▶ [EXERCISE BRIEF]:
Single out the lines that include the word "screenshot". Copy them.

--- Start ---

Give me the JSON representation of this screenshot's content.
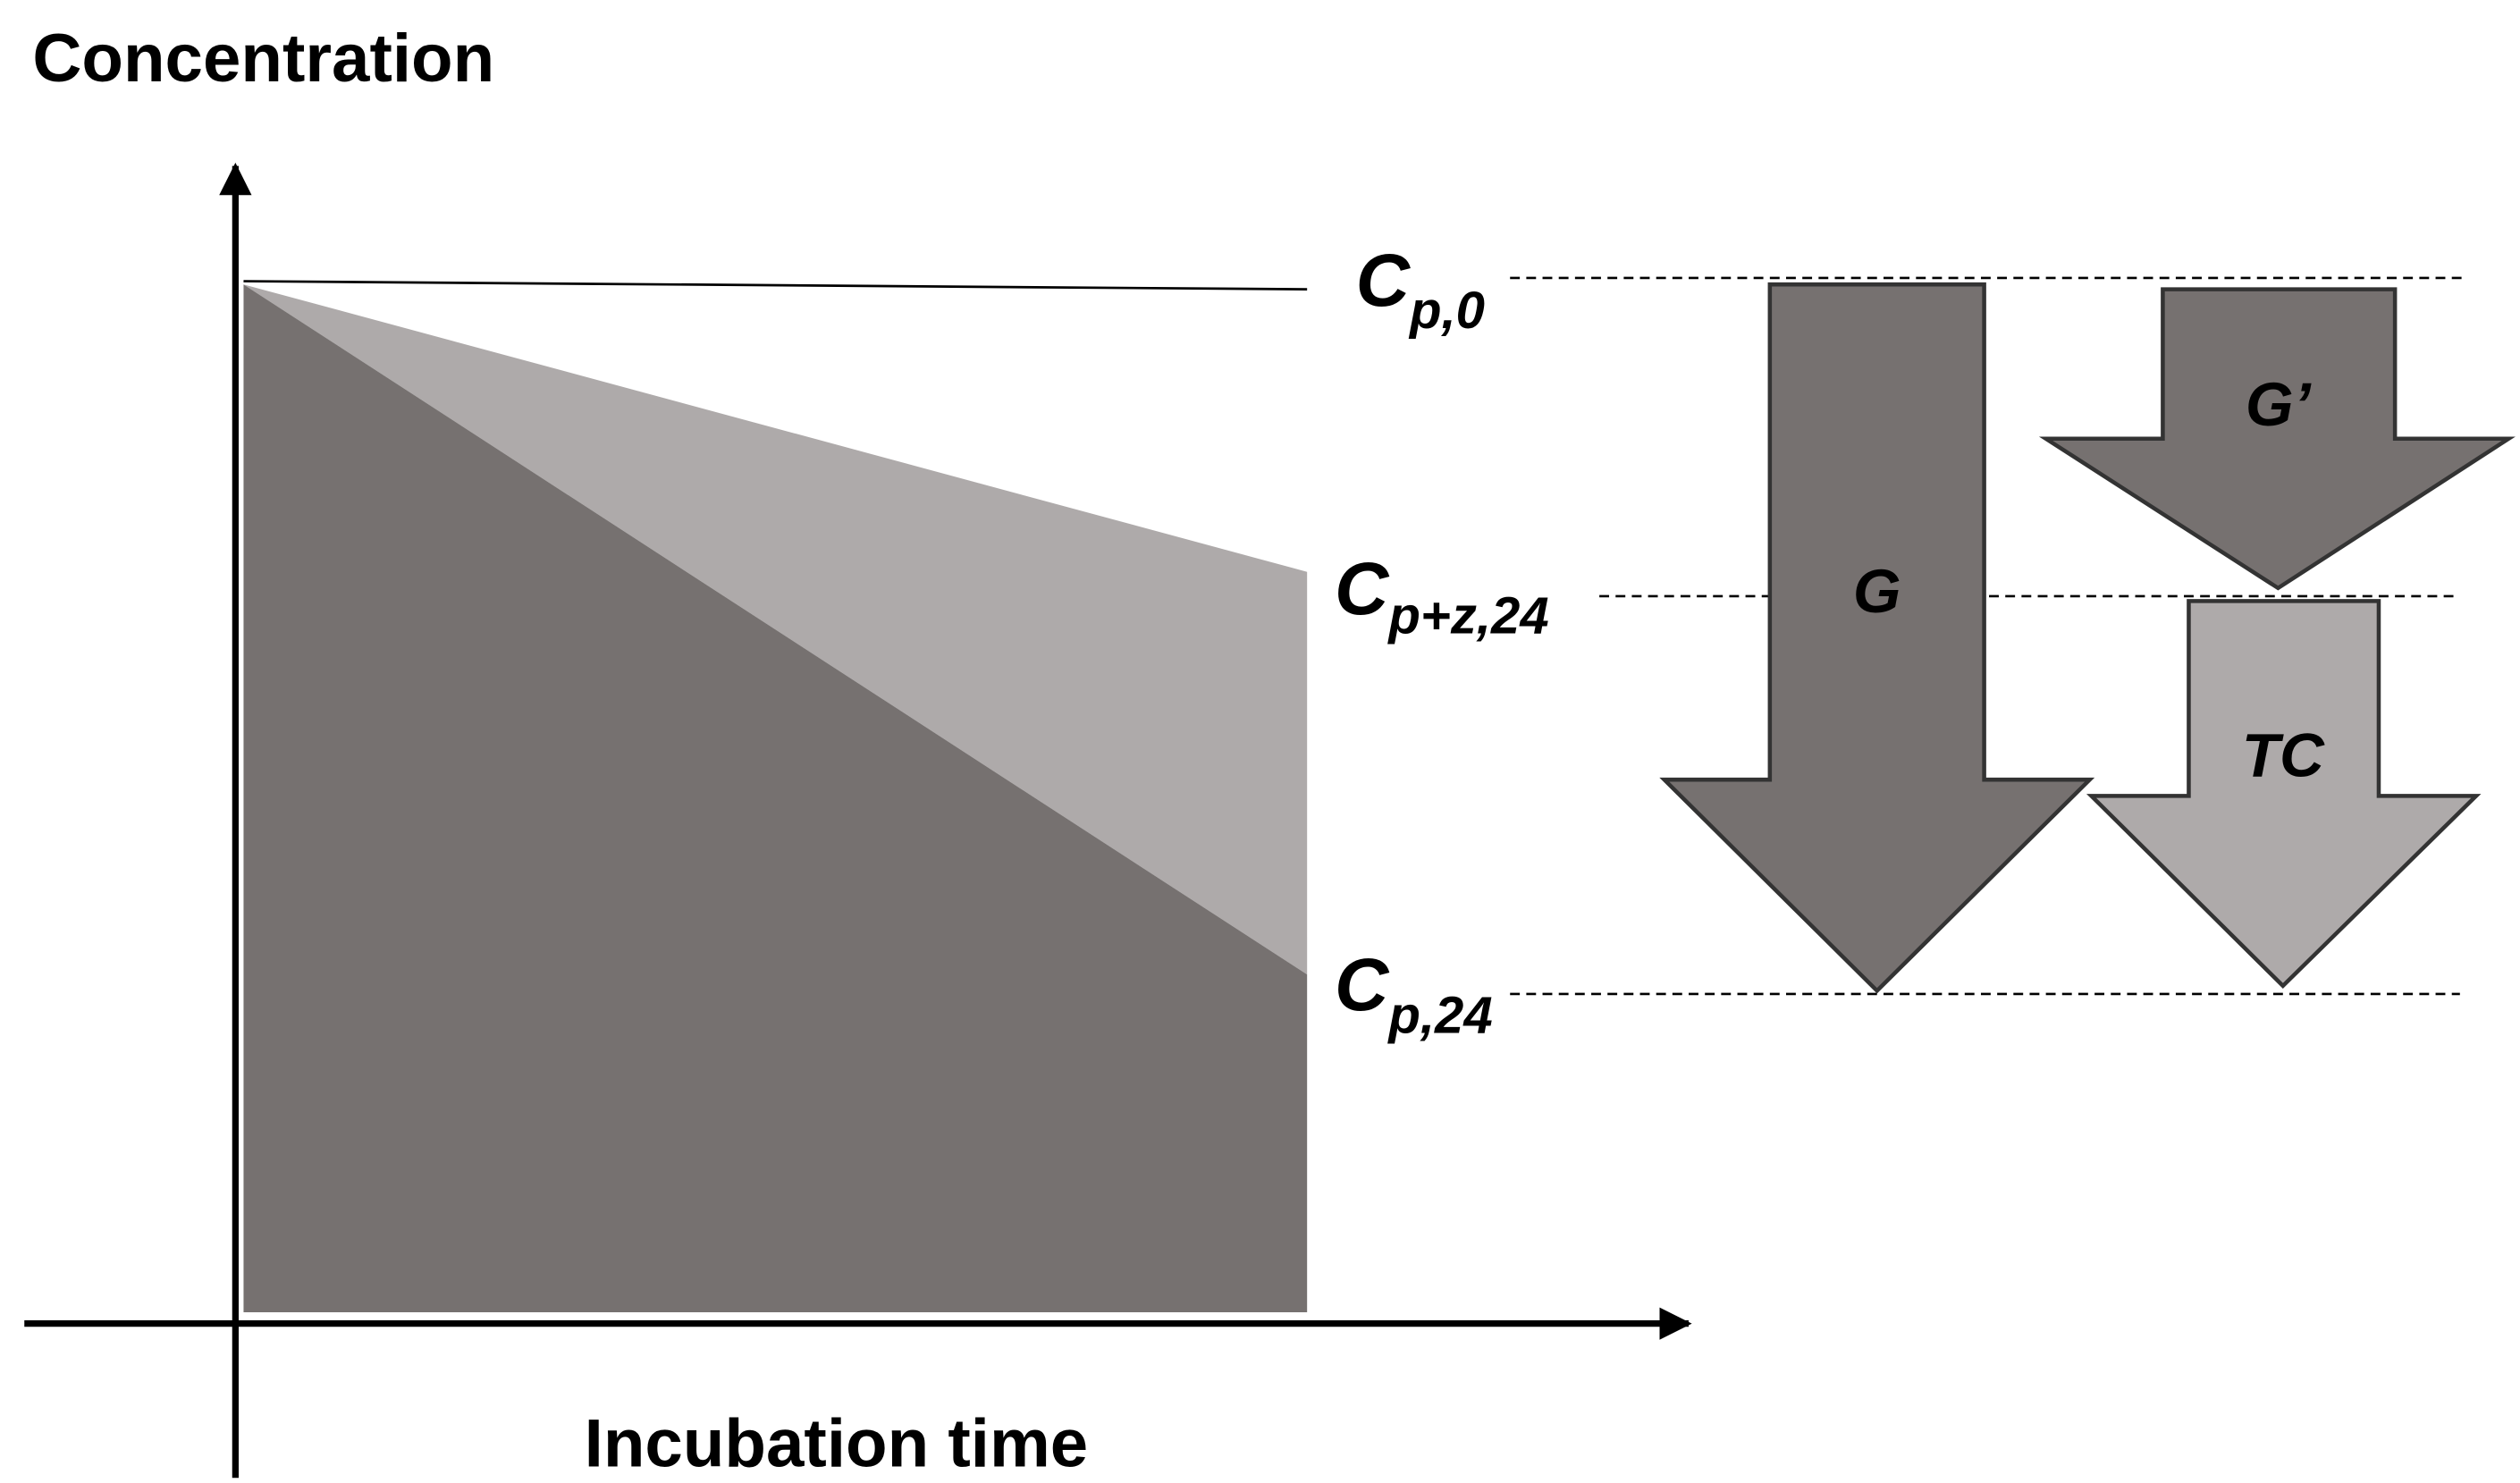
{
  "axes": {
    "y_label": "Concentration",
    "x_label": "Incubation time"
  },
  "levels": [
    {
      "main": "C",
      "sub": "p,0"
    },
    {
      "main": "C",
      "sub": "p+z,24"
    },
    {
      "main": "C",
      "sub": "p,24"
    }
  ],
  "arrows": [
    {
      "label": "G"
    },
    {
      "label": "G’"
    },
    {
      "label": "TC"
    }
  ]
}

--- End ---
--- Start ---

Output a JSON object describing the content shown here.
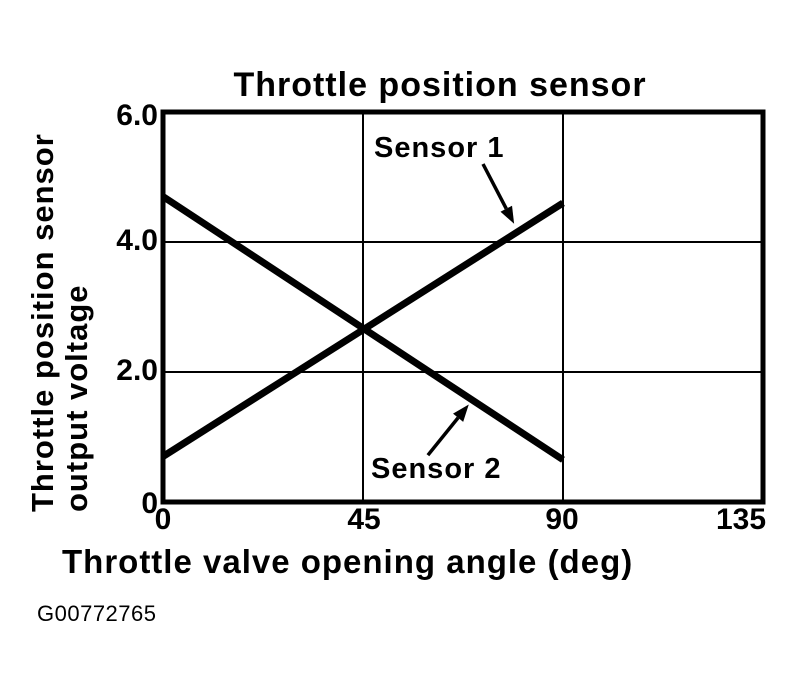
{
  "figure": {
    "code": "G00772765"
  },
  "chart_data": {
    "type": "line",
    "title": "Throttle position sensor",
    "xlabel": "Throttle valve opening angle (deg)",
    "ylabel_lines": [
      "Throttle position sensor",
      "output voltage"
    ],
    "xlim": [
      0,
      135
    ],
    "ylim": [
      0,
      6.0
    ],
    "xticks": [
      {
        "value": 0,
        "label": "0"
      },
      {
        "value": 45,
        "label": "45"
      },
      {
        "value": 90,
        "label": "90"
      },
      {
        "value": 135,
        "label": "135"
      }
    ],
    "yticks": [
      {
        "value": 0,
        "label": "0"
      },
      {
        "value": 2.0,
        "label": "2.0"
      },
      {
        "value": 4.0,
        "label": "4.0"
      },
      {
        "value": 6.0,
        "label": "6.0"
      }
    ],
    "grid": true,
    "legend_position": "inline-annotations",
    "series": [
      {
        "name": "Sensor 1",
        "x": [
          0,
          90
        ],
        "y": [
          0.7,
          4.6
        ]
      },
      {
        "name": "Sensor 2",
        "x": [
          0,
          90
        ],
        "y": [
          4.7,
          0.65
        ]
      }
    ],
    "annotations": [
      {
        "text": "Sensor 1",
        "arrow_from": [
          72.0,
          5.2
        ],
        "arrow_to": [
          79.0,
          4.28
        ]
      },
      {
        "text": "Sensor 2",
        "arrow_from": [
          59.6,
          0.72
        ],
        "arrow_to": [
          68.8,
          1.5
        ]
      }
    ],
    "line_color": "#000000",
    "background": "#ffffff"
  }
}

--- End ---
--- Start ---

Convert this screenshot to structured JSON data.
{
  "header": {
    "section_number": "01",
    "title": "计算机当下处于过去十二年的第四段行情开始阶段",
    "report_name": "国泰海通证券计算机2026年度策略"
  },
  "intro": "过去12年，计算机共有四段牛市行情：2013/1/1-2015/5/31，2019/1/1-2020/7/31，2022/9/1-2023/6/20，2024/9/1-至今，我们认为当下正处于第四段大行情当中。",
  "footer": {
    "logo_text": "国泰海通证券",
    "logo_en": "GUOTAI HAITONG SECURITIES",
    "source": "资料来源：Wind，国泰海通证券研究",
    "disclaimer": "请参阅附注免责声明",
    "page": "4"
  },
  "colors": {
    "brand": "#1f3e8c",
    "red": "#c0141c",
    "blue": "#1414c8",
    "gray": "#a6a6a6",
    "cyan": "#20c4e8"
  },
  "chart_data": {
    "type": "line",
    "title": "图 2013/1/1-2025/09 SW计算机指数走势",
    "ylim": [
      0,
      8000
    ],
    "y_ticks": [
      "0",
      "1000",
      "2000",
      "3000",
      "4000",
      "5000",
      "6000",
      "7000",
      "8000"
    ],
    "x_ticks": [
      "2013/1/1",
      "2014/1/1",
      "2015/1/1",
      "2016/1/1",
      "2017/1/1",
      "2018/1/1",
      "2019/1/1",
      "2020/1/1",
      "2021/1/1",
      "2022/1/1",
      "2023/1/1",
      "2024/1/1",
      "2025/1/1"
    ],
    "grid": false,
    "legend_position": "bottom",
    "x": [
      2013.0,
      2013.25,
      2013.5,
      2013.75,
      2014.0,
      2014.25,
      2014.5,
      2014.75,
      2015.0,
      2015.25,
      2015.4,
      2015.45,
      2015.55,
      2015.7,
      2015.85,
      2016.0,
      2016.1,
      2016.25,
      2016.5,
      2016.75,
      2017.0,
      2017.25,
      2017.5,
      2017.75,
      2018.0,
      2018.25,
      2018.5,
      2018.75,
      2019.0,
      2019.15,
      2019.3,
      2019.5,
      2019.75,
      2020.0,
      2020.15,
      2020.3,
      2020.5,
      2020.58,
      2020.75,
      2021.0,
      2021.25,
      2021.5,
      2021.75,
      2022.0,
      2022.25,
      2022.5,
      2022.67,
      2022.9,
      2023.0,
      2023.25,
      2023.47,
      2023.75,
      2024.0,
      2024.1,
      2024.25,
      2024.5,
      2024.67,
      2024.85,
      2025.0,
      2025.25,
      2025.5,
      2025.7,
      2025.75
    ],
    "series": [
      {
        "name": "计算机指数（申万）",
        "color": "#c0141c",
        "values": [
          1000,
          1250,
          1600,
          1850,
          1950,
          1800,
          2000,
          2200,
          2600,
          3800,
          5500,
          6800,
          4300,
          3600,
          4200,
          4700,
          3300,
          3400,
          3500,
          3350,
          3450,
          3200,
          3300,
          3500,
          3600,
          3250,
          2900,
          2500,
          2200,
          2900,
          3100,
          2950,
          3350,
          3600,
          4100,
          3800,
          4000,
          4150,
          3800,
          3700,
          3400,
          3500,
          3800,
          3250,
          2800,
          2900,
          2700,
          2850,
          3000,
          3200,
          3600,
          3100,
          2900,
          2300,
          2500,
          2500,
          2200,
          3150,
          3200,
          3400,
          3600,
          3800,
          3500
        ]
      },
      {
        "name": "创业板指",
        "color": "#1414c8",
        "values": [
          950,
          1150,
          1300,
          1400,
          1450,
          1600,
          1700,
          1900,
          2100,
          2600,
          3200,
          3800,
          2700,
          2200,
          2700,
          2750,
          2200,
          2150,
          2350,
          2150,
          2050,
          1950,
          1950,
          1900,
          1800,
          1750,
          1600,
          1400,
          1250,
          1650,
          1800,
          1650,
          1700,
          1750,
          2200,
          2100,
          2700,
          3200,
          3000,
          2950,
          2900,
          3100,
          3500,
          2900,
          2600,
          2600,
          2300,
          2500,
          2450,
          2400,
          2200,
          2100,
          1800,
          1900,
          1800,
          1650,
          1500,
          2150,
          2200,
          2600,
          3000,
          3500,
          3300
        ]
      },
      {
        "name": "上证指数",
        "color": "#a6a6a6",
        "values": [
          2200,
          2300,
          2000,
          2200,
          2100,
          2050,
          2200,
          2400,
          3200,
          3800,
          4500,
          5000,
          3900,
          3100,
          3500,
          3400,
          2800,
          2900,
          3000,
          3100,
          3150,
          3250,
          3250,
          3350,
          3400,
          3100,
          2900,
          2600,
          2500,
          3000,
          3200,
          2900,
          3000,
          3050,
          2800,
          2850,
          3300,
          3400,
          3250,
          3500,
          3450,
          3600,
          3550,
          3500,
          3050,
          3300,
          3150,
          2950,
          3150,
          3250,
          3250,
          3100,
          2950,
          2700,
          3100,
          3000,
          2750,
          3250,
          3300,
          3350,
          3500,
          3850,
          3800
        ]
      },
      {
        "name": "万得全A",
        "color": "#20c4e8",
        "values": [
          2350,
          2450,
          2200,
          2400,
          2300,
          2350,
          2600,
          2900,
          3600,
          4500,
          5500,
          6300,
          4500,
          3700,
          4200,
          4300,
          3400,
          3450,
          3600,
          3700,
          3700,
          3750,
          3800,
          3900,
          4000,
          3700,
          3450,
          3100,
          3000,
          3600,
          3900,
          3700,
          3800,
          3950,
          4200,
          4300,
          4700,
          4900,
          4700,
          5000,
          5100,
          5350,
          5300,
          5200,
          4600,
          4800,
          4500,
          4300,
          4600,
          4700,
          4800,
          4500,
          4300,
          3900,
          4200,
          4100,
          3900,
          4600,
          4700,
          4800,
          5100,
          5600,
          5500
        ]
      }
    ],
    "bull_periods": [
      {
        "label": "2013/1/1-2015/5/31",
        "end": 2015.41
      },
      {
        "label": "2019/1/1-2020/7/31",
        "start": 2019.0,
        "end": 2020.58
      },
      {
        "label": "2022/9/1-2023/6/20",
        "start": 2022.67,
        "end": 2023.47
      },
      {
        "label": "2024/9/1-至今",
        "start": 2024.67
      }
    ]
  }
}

--- End ---

▶ [ANSWER BELOW]:
Give me the JSON representation of this screenshot's content.
Convert this screenshot to structured JSON data.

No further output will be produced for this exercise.